═══ Excerpted data ═══
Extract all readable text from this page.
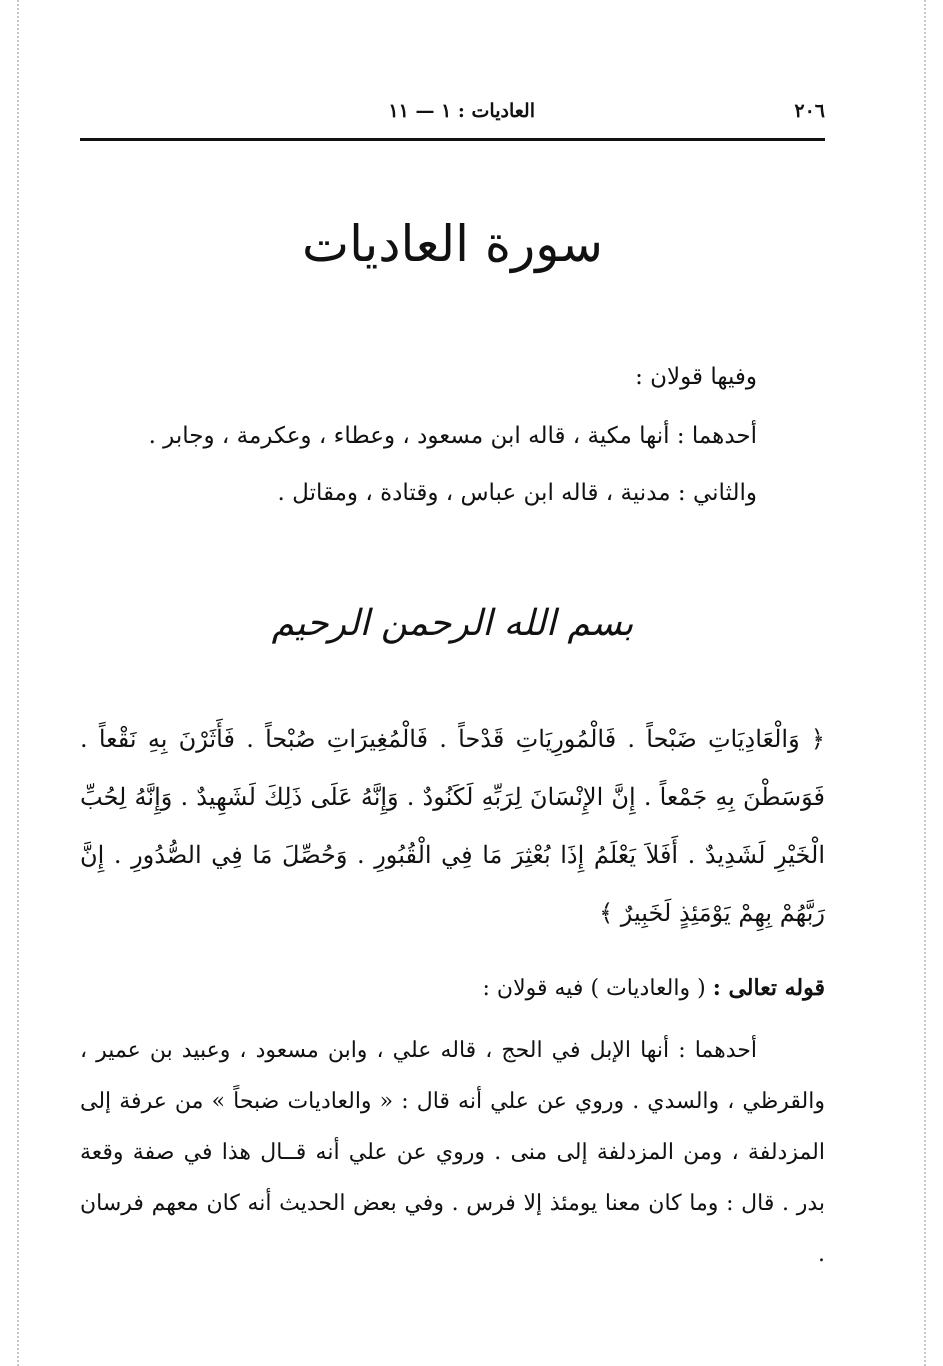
٢٠٦
العاديات : ١ — ١١
سورة العاديات
وفيها قولان :
أحدهما : أنها مكية ، قاله ابن مسعود ، وعطاء ، وعكرمة ، وجابر .
والثاني : مدنية ، قاله ابن عباس ، وقتادة ، ومقاتل .
بسم الله الرحمن الرحيم
﴿ وَالْعَادِيَاتِ ضَبْحاً . فَالْمُورِيَاتِ قَدْحاً . فَالْمُغِيرَاتِ صُبْحاً . فَأَثَرْنَ بِهِ نَقْعاً . فَوَسَطْنَ بِهِ جَمْعاً . إِنَّ الإِنْسَانَ لِرَبِّهِ لَكَنُودٌ . وَإِنَّهُ عَلَى ذَلِكَ لَشَهِيدٌ . وَإِنَّهُ لِحُبِّ الْخَيْرِ لَشَدِيدٌ . أَفَلاَ يَعْلَمُ إِذَا بُعْثِرَ مَا فِي الْقُبُورِ . وَحُصِّلَ مَا فِي الصُّدُورِ . إِنَّ رَبَّهُمْ بِهِمْ يَوْمَئِذٍ لَخَبِيرٌ ﴾
قوله تعالى : ( والعاديات ) فيه قولان :
أحدهما : أنها الإبل في الحج ، قاله علي ، وابن مسعود ، وعبيد بن عمير ، والقرظي ، والسدي . وروي عن علي أنه قال : « والعاديات ضبحاً » من عرفة إلى المزدلفة ، ومن المزدلفة إلى منى . وروي عن علي أنه قــال هذا في صفة وقعة بدر . قال : وما كان معنا يومئذ إلا فرس . وفي بعض الحديث أنه كان معهم فرسان .
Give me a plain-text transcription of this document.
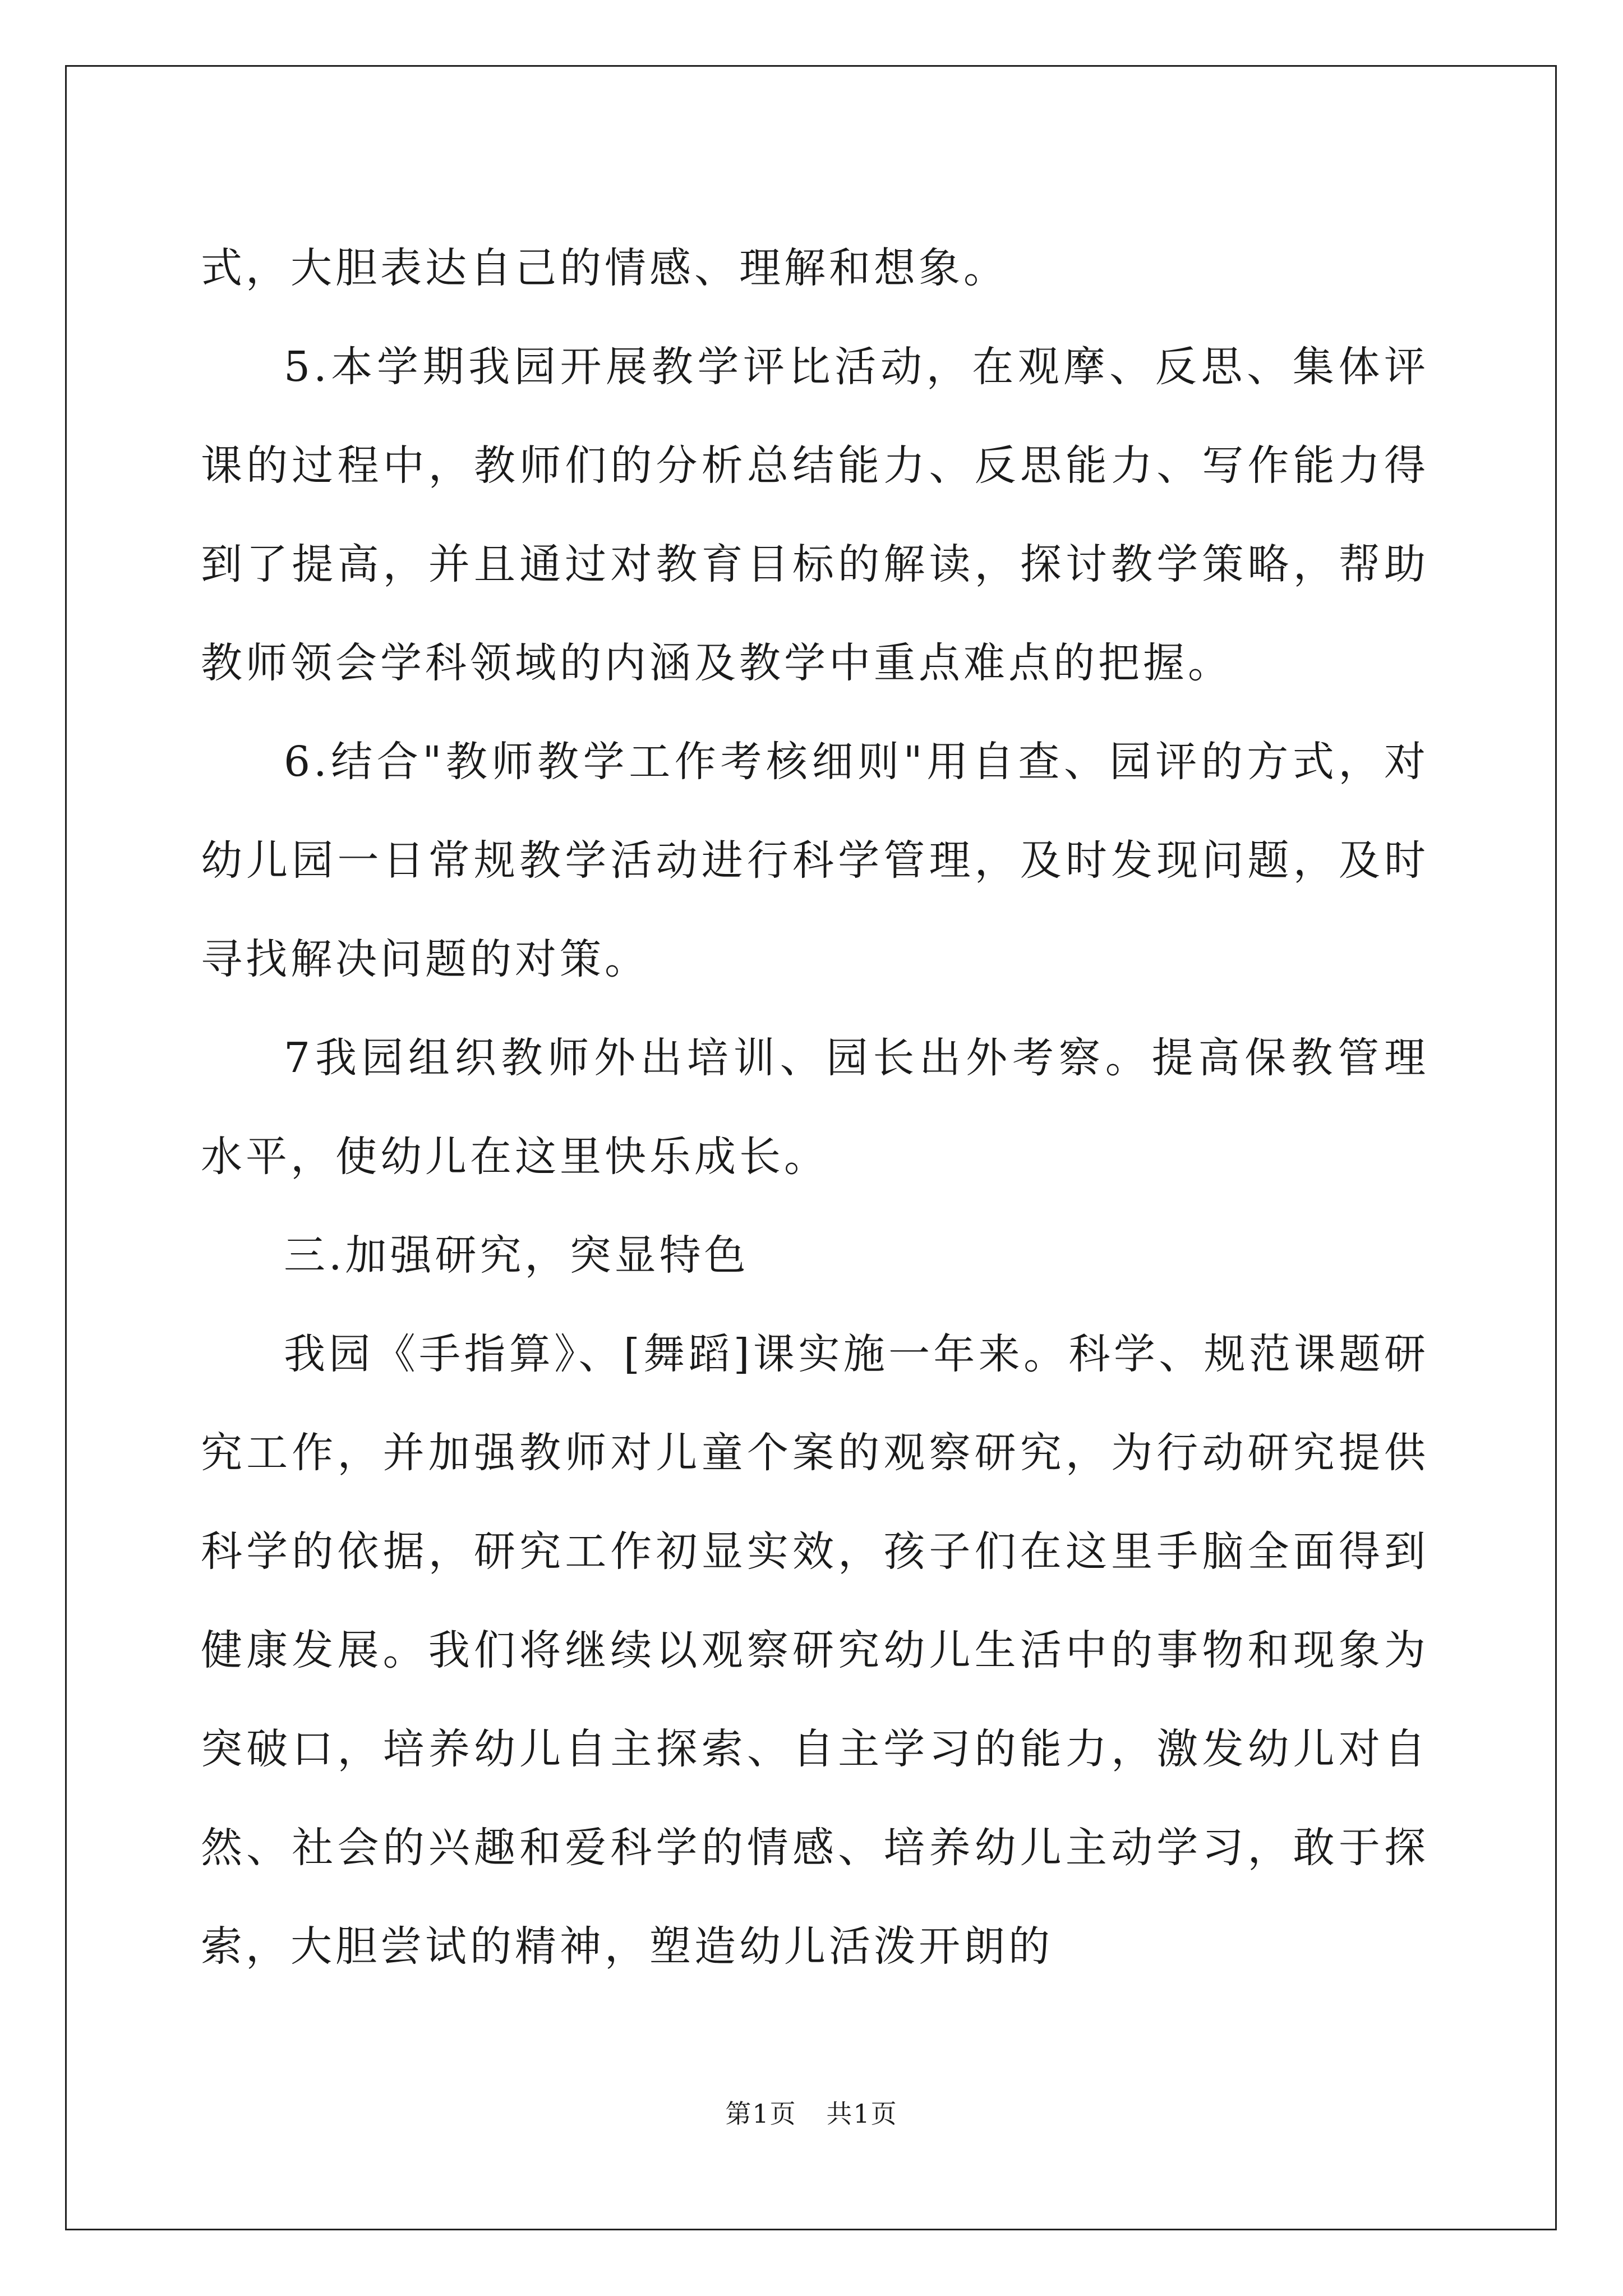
式，大胆表达自己的情感、理解和想象。

5.本学期我园开展教学评比活动，在观摩、反思、集体评课的过程中，教师们的分析总结能力、反思能力、写作能力得到了提高，并且通过对教育目标的解读，探讨教学策略，帮助教师领会学科领域的内涵及教学中重点难点的把握。

6.结合"教师教学工作考核细则"用自查、园评的方式，对幼儿园一日常规教学活动进行科学管理，及时发现问题，及时寻找解决问题的对策。

7我园组织教师外出培训、园长出外考察。提高保教管理水平，使幼儿在这里快乐成长。

三.加强研究，突显特色

我园《手指算》、[舞蹈]课实施一年来。科学、规范课题研究工作，并加强教师对儿童个案的观察研究，为行动研究提供科学的依据，研究工作初显实效，孩子们在这里手脑全面得到健康发展。我们将继续以观察研究幼儿生活中的事物和现象为突破口，培养幼儿自主探索、自主学习的能力，激发幼儿对自然、社会的兴趣和爱科学的情感、培养幼儿主动学习，敢于探索，大胆尝试的精神，塑造幼儿活泼开朗的

第1页 共1页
═══
Set down the material exactly, every line of it, except for the pictures.

Extract all readable text from this page.
٢٠٦
العاديات : ١ — ١١
سورة العاديات
وفيها قولان :
أحدهما : أنها مكية ، قاله ابن مسعود ، وعطاء ، وعكرمة ، وجابر .
والثاني : مدنية ، قاله ابن عباس ، وقتادة ، ومقاتل .
بسم الله الرحمن الرحيم
﴿ وَالْعَادِيَاتِ ضَبْحاً . فَالْمُورِيَاتِ قَدْحاً . فَالْمُغِيرَاتِ صُبْحاً . فَأَثَرْنَ بِهِ نَقْعاً . فَوَسَطْنَ بِهِ جَمْعاً . إِنَّ الإِنْسَانَ لِرَبِّهِ لَكَنُودٌ . وَإِنَّهُ عَلَى ذَلِكَ لَشَهِيدٌ . وَإِنَّهُ لِحُبِّ الْخَيْرِ لَشَدِيدٌ . أَفَلاَ يَعْلَمُ إِذَا بُعْثِرَ مَا فِي الْقُبُورِ . وَحُصِّلَ مَا فِي الصُّدُورِ . إِنَّ رَبَّهُمْ بِهِمْ يَوْمَئِذٍ لَخَبِيرٌ ﴾
قوله تعالى : ( والعاديات ) فيه قولان :
أحدهما : أنها الإبل في الحج ، قاله علي ، وابن مسعود ، وعبيد بن عمير ، والقرظي ، والسدي . وروي عن علي أنه قال : « والعاديات ضبحاً » من عرفة إلى المزدلفة ، ومن المزدلفة إلى منى . وروي عن علي أنه قــال هذا في صفة وقعة بدر . قال : وما كان معنا يومئذ إلا فرس . وفي بعض الحديث أنه كان معهم فرسان .
Give me a plain-text transcription of this document.
式，大胆表达自己的情感、理解和想象。

5.本学期我园开展教学评比活动，在观摩、反思、集体评课的过程中，教师们的分析总结能力、反思能力、写作能力得到了提高，并且通过对教育目标的解读，探讨教学策略，帮助教师领会学科领域的内涵及教学中重点难点的把握。

6.结合"教师教学工作考核细则"用自查、园评的方式，对幼儿园一日常规教学活动进行科学管理，及时发现问题，及时寻找解决问题的对策。

7我园组织教师外出培训、园长出外考察。提高保教管理水平，使幼儿在这里快乐成长。

三.加强研究，突显特色

我园《手指算》、[舞蹈]课实施一年来。科学、规范课题研究工作，并加强教师对儿童个案的观察研究，为行动研究提供科学的依据，研究工作初显实效，孩子们在这里手脑全面得到健康发展。我们将继续以观察研究幼儿生活中的事物和现象为突破口，培养幼儿自主探索、自主学习的能力，激发幼儿对自然、社会的兴趣和爱科学的情感、培养幼儿主动学习，敢于探索，大胆尝试的精神，塑造幼儿活泼开朗的

第1页 共1页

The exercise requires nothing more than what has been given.